** start of Extracted information **
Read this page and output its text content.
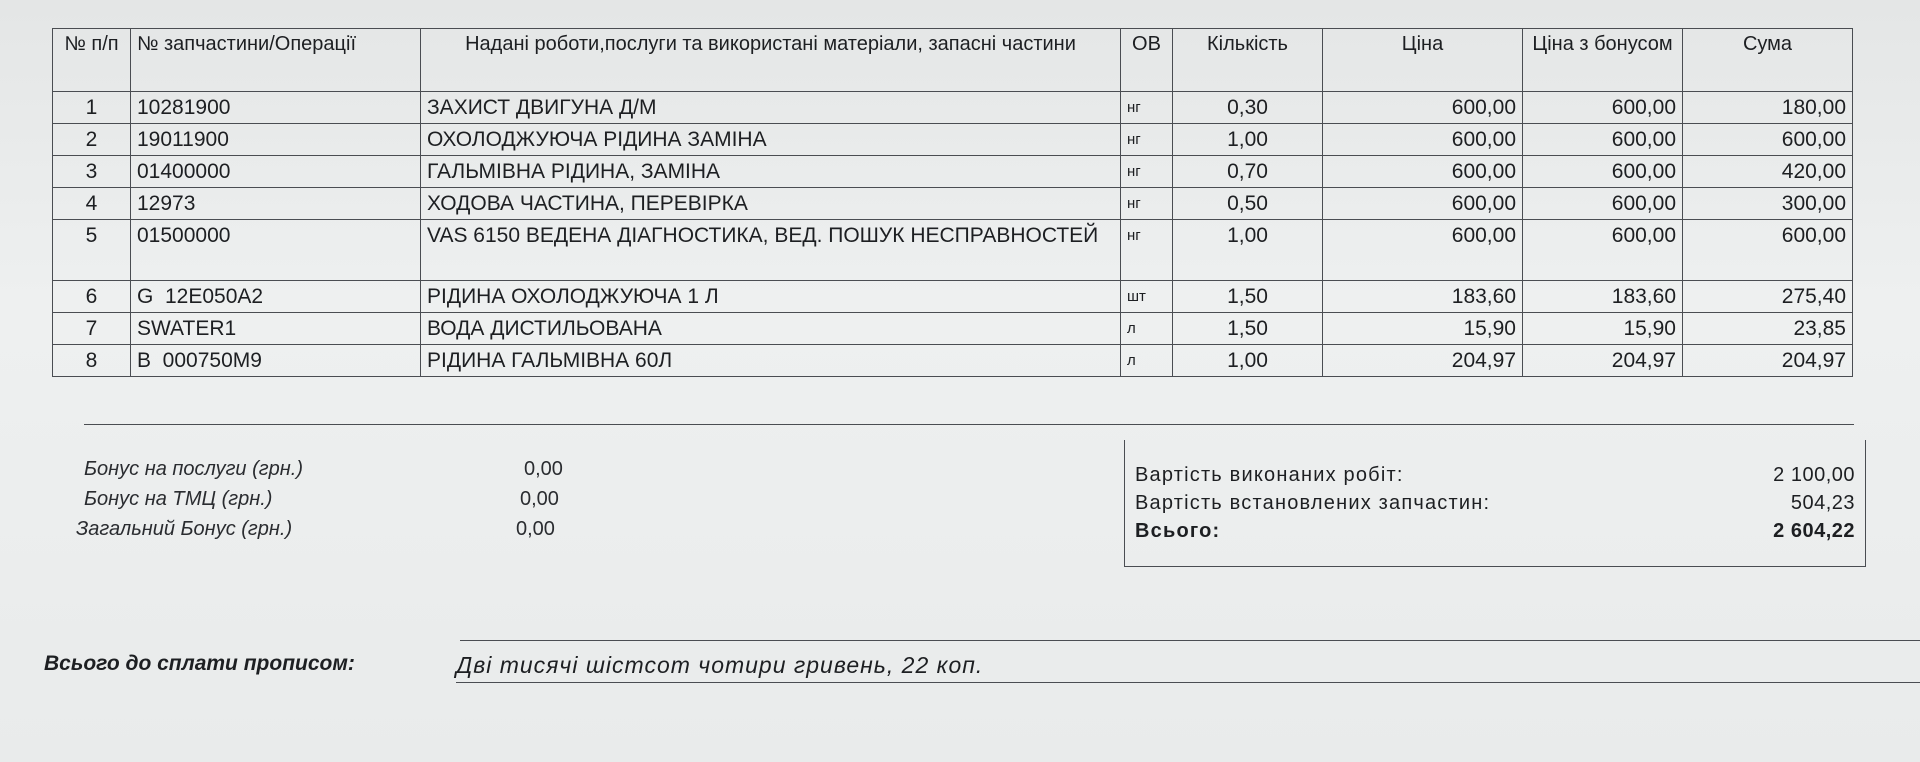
№ п/п	№ запчастини/Операції	Надані роботи,послуги та використані матеріали, запасні частини	ОВ	Кількість	Ціна	Ціна з бонусом	Сума
1	10281900	ЗАХИСТ ДВИГУНА Д/М	нг	0,30	600,00	600,00	180,00
2	19011900	ОХОЛОДЖУЮЧА РІДИНА ЗАМІНА	нг	1,00	600,00	600,00	600,00
3	01400000	ГАЛЬМІВНА РІДИНА, ЗАМІНА	нг	0,70	600,00	600,00	420,00
4	12973	ХОДОВА ЧАСТИНА, ПЕРЕВІРКА	нг	0,50	600,00	600,00	300,00
5	01500000	VAS 6150 ВЕДЕНА ДІАГНОСТИКА, ВЕД. ПОШУК НЕСПРАВНОСТЕЙ	нг	1,00	600,00	600,00	600,00
6	G  12E050A2	РІДИНА ОХОЛОДЖУЮЧА 1 Л	шт	1,50	183,60	183,60	275,40
7	SWATER1	ВОДА ДИСТИЛЬОВАНА	л	1,50	15,90	15,90	23,85
8	B  000750M9	РІДИНА ГАЛЬМІВНА 60Л	л	1,00	204,97	204,97	204,97
Бонус на послуги (грн.)	0,00
Бонус на ТМЦ (грн.)	0,00
Загальний Бонус (грн.)	0,00
Вартість виконаних робіт:	2 100,00
Вартість встановлених запчастин:	504,23
Всього:	2 604,22
Всього до сплати прописом:	Дві тисячі шістсот чотири гривень, 22 коп.
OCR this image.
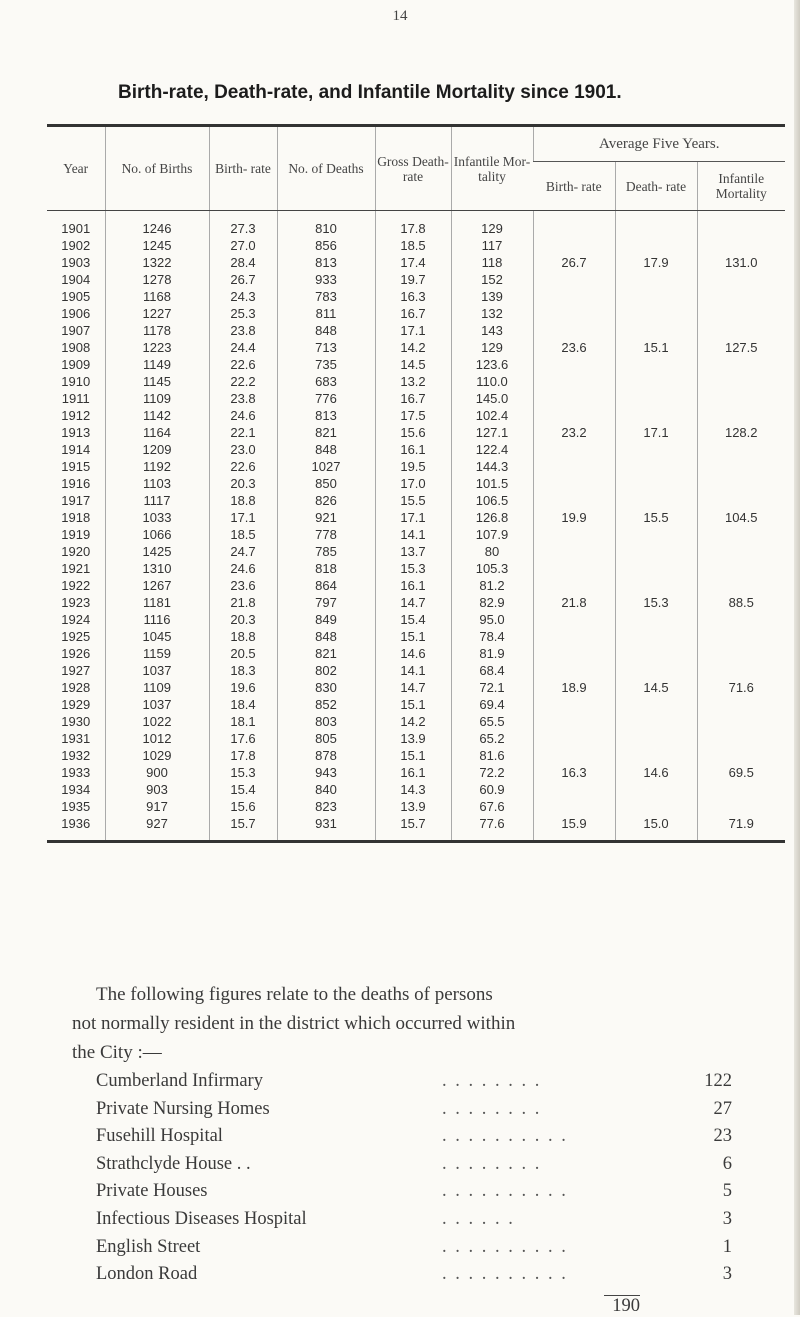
14
Birth-rate, Death-rate, and Infantile Mortality since 1901.
Year	No. of Births	Birth- rate	No. of Deaths	Gross Death- rate	Infantile Mor- tality	Average Five Years.		
						Birth- rate	Death- rate	Infantile Mortality
1901	1246	27.3	810	17.8	129			
1902	1245	27.0	856	18.5	117			
1903	1322	28.4	813	17.4	118	26.7	17.9	131.0
1904	1278	26.7	933	19.7	152			
1905	1168	24.3	783	16.3	139			
1906	1227	25.3	811	16.7	132			
1907	1178	23.8	848	17.1	143			
1908	1223	24.4	713	14.2	129	23.6	15.1	127.5
1909	1149	22.6	735	14.5	123.6			
1910	1145	22.2	683	13.2	110.0			
1911	1109	23.8	776	16.7	145.0			
1912	1142	24.6	813	17.5	102.4			
1913	1164	22.1	821	15.6	127.1	23.2	17.1	128.2
1914	1209	23.0	848	16.1	122.4			
1915	1192	22.6	1027	19.5	144.3			
1916	1103	20.3	850	17.0	101.5			
1917	1117	18.8	826	15.5	106.5			
1918	1033	17.1	921	17.1	126.8	19.9	15.5	104.5
1919	1066	18.5	778	14.1	107.9			
1920	1425	24.7	785	13.7	80			
1921	1310	24.6	818	15.3	105.3			
1922	1267	23.6	864	16.1	81.2			
1923	1181	21.8	797	14.7	82.9	21.8	15.3	88.5
1924	1116	20.3	849	15.4	95.0			
1925	1045	18.8	848	15.1	78.4			
1926	1159	20.5	821	14.6	81.9			
1927	1037	18.3	802	14.1	68.4			
1928	1109	19.6	830	14.7	72.1	18.9	14.5	71.6
1929	1037	18.4	852	15.1	69.4			
1930	1022	18.1	803	14.2	65.5			
1931	1012	17.6	805	13.9	65.2			
1932	1029	17.8	878	15.1	81.6			
1933	900	15.3	943	16.1	72.2	16.3	14.6	69.5
1934	903	15.4	840	14.3	60.9			
1935	917	15.6	823	13.9	67.6			
1936	927	15.7	931	15.7	77.6	15.9	15.0	71.9
The following figures relate to the deaths of persons
not normally resident in the district which occurred within
the City :—
Cumberland Infirmary	. . . . . . . .	122
Private Nursing Homes	. . . . . . . .	27
Fusehill Hospital	. . . . . . . . . .	23
Strathclyde House . .	. . . . . . . .	6
Private Houses	. . . . . . . . . .	5
Infectious Diseases Hospital	. . . . . .	3
English Street	. . . . . . . . . .	1
London Road	. . . . . . . . . .	3
190
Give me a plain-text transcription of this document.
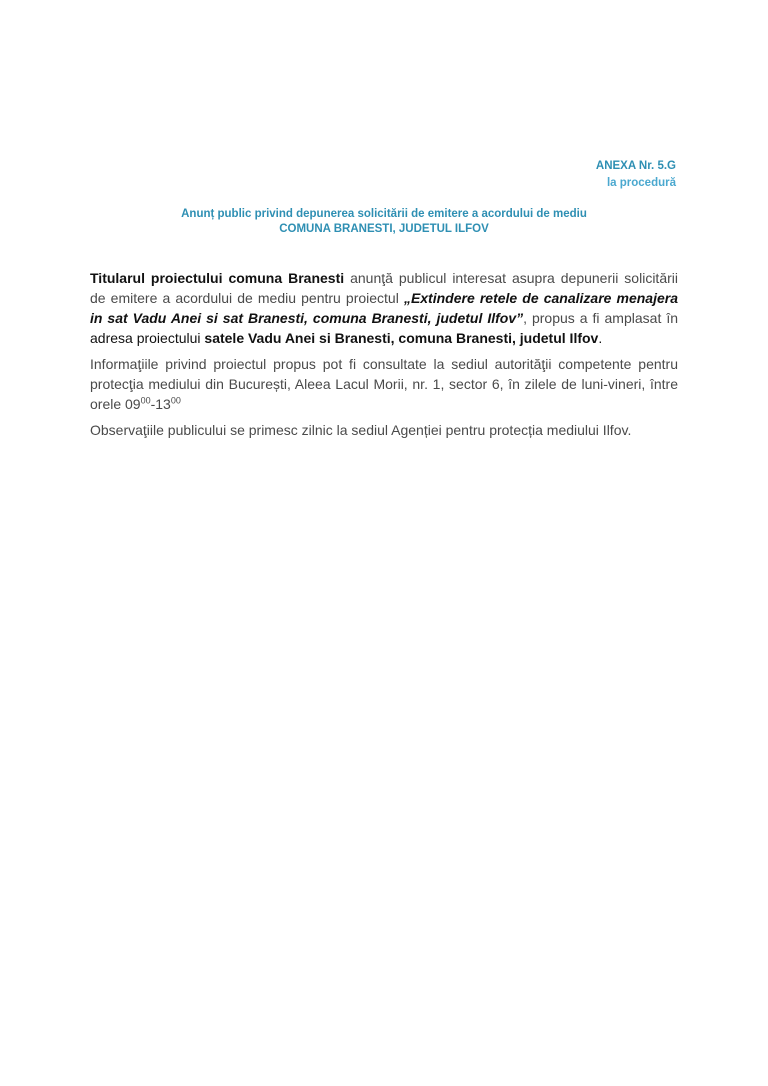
ANEXA Nr. 5.G
la procedură
Anunț public privind depunerea solicitării de emitere a acordului de mediu
COMUNA BRANESTI, JUDETUL ILFOV

Titularul proiectului comuna Branesti anunţă publicul interesat asupra depunerii solicitării de emitere a acordului de mediu pentru proiectul „Extindere retele de canalizare menajera in sat Vadu Anei si sat Branesti, comuna Branesti, judetul Ilfov”, propus a fi amplasat în adresa proiectului satele Vadu Anei si Branesti, comuna Branesti, judetul Ilfov.

Informaţiile privind proiectul propus pot fi consultate la sediul autorităţii competente pentru protecţia mediului din București, Aleea Lacul Morii, nr. 1, sector 6, în zilele de luni-vineri, între orele $09^{00}-13^{00}$

Observaţiile publicului se primesc zilnic la sediul Agenției pentru protecția mediului Ilfov.
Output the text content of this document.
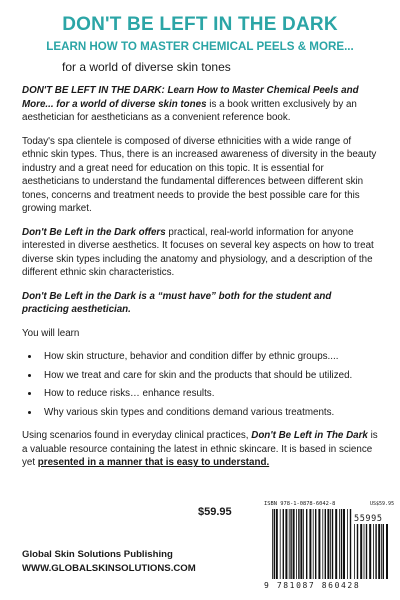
DON'T BE LEFT IN THE DARK
LEARN HOW TO MASTER CHEMICAL PEELS & MORE...
for a world of diverse skin tones

DON'T BE LEFT IN THE DARK: Learn How to Master Chemical Peels and More... for a world of diverse skin tones is a book written exclusively by an aesthetician for aestheticians as a convenient reference book.

Today's spa clientele is composed of diverse ethnicities with a wide range of ethnic skin types. Thus, there is an increased awareness of diversity in the beauty industry and a great need for education on this topic. It is essential for aestheticians to understand the fundamental differences between different skin tones, concerns and treatment needs to provide the best possible care for this growing market.

Don't Be Left in the Dark offers practical, real-world information for anyone interested in diverse aesthetics. It focuses on several key aspects on how to treat diverse skin types including the anatomy and physiology, and a description of the different ethnic skin characteristics.

Don't Be Left in the Dark is a “must have” both for the student and practicing aesthetician.

You will learn

• How skin structure, behavior and condition differ by ethnic groups....
• How we treat and care for skin and the products that should be utilized.
• How to reduce risks… enhance results.
• Why various skin types and conditions demand various treatments.

Using scenarios found in everyday clinical practices, Don't Be Left in The Dark is a valuable resource containing the latest in ethnic skincare. It is based in science yet presented in a manner that is easy to understand.

$59.95
Global Skin Solutions Publishing
WWW.GLOBALSKINSOLUTIONS.COM
ISBN 978-1-0878-6042-8	US$59.95
55995
9 781087 860428
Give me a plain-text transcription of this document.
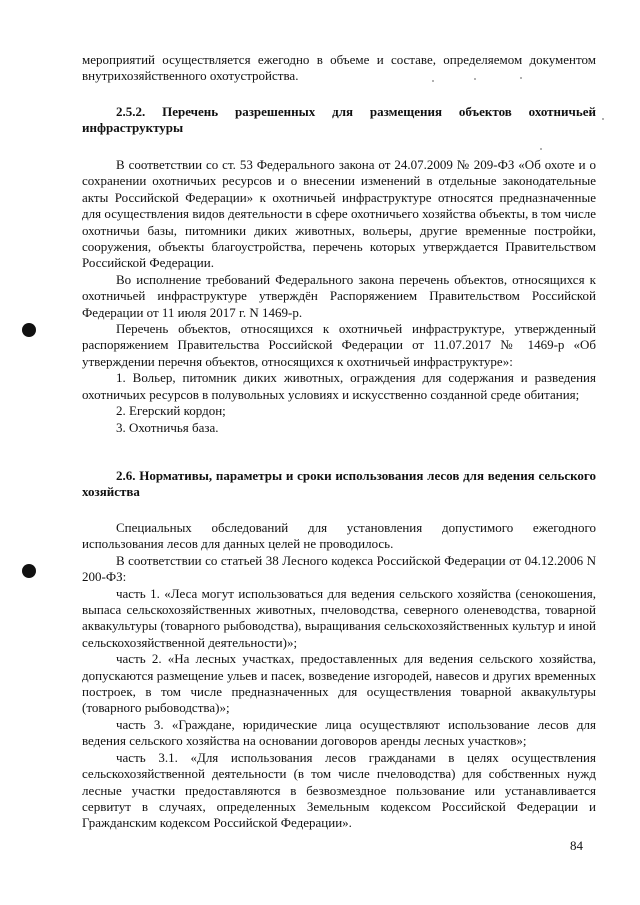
мероприятий осуществляется ежегодно в объеме и составе, определяемом документом внутрихозяйственного охотустройства.

2.5.2. Перечень разрешенных для размещения объектов охотничьей инфраструктуры

В соответствии со ст. 53 Федерального закона от 24.07.2009 № 209-ФЗ «Об охоте и о сохранении охотничьих ресурсов и о внесении изменений в отдельные законодательные акты Российской Федерации» к охотничьей инфраструктуре относятся предназначенные для осуществления видов деятельности в сфере охотничьего хозяйства объекты, в том числе охотничьи базы, питомники диких животных, вольеры, другие временные постройки, сооружения, объекты благоустройства, перечень которых утверждается Правительством Российской Федерации.

Во исполнение требований Федерального закона перечень объектов, относящихся к охотничьей инфраструктуре утверждён Распоряжением Правительством Российской Федерации от 11 июля 2017 г. N 1469-р.

Перечень объектов, относящихся к охотничьей инфраструктуре, утвержденный распоряжением Правительства Российской Федерации от 11.07.2017 № 1469-р «Об утверждении перечня объектов, относящихся к охотничьей инфраструктуре»:

1. Вольер, питомник диких животных, ограждения для содержания и разведения охотничьих ресурсов в полувольных условиях и искусственно созданной среде обитания;

2. Егерский кордон;

3. Охотничья база.

2.6. Нормативы, параметры и сроки использования лесов для ведения сельского хозяйства

Специальных обследований для установления допустимого ежегодного использования лесов для данных целей не проводилось.

В соответствии со статьей 38 Лесного кодекса Российской Федерации от 04.12.2006 N 200-ФЗ:

часть 1. «Леса могут использоваться для ведения сельского хозяйства (сенокошения, выпаса сельскохозяйственных животных, пчеловодства, северного оленеводства, товарной аквакультуры (товарного рыбоводства), выращивания сельскохозяйственных культур и иной сельскохозяйственной деятельности)»;

часть 2. «На лесных участках, предоставленных для ведения сельского хозяйства, допускаются размещение ульев и пасек, возведение изгородей, навесов и других временных построек, в том числе предназначенных для осуществления товарной аквакультуры (товарного рыбоводства)»;

часть 3. «Граждане, юридические лица осуществляют использование лесов для ведения сельского хозяйства на основании договоров аренды лесных участков»;

часть 3.1. «Для использования лесов гражданами в целях осуществления сельскохозяйственной деятельности (в том числе пчеловодства) для собственных нужд лесные участки предоставляются в безвозмездное пользование или устанавливается сервитут в случаях, определенных Земельным кодексом Российской Федерации и Гражданским кодексом Российской Федерации».

84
** end of Extracted information **
* [Instruction]: Tally the lines of the listing above that include the word "лесных". Answer with the number alone.

* [Solution to the problem]: 2